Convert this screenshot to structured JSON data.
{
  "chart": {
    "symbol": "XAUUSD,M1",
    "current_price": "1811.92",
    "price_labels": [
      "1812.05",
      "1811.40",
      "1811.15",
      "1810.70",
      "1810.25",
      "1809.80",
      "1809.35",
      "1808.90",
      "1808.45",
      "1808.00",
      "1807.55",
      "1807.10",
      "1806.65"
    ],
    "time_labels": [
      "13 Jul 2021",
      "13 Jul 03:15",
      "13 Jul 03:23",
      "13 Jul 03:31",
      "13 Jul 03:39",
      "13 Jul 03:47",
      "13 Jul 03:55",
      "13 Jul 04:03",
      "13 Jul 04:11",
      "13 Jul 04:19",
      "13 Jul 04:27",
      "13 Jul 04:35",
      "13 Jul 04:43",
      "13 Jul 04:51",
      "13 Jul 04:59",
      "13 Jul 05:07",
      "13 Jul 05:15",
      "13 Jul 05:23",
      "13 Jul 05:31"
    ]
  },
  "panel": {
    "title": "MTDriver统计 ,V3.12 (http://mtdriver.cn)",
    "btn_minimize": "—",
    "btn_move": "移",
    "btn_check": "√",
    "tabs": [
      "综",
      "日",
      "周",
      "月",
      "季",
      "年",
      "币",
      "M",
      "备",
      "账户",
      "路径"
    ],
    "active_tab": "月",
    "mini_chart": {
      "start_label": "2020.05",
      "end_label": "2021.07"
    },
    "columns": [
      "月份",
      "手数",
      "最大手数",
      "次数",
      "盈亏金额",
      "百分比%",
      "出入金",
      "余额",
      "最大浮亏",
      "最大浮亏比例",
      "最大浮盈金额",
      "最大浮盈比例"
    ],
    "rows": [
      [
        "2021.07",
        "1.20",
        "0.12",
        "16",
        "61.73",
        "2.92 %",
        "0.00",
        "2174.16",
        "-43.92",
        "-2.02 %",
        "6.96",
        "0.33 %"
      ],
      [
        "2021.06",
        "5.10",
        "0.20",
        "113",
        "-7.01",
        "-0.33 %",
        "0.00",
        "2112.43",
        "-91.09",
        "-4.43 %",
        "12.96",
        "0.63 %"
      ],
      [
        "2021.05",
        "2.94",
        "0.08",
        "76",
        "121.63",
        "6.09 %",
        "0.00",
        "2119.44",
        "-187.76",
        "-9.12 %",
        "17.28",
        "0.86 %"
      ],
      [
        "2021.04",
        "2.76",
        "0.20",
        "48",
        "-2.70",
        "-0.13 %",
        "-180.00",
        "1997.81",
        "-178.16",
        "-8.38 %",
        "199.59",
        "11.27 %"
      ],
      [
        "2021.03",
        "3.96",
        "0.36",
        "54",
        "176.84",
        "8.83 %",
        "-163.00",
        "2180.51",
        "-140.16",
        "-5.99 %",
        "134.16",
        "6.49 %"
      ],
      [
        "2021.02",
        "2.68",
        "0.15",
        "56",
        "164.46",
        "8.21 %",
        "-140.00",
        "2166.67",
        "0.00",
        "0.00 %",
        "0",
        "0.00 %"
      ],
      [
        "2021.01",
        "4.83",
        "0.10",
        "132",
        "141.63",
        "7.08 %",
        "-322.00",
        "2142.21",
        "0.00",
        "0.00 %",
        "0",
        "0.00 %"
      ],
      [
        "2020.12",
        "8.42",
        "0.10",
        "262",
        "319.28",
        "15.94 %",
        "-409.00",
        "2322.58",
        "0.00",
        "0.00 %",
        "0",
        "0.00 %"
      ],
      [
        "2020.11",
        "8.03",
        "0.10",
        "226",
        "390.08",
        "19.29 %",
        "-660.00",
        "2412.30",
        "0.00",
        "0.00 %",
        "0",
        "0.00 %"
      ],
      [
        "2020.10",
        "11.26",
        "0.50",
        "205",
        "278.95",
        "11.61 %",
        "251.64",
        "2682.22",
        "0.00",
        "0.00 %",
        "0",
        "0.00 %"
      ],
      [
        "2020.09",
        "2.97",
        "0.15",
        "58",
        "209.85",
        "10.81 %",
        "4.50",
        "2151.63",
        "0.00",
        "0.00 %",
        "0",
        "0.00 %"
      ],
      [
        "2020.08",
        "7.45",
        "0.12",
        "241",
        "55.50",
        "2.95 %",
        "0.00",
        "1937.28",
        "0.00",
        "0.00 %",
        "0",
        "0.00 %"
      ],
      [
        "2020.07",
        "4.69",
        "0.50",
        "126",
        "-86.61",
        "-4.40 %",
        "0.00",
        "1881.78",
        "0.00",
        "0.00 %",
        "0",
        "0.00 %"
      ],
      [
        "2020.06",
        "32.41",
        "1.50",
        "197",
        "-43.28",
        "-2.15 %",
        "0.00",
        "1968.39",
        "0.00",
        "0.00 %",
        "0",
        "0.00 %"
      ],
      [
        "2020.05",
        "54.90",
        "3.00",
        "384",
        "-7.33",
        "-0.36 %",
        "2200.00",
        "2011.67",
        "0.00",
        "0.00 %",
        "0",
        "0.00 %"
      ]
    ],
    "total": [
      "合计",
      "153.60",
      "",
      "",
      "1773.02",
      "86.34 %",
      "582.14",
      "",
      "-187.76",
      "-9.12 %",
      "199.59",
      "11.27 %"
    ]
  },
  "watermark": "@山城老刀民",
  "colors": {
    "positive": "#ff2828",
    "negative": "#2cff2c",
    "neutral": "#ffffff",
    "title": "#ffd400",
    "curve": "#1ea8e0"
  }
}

◆ ◆ ◆

# Task requirements
Look through the material and copy each line that has "title".

# Exercise response
    "title": "MTDriver统计 ,V3.12 (http://mtdriver.cn)",
    "title": "#ffd400",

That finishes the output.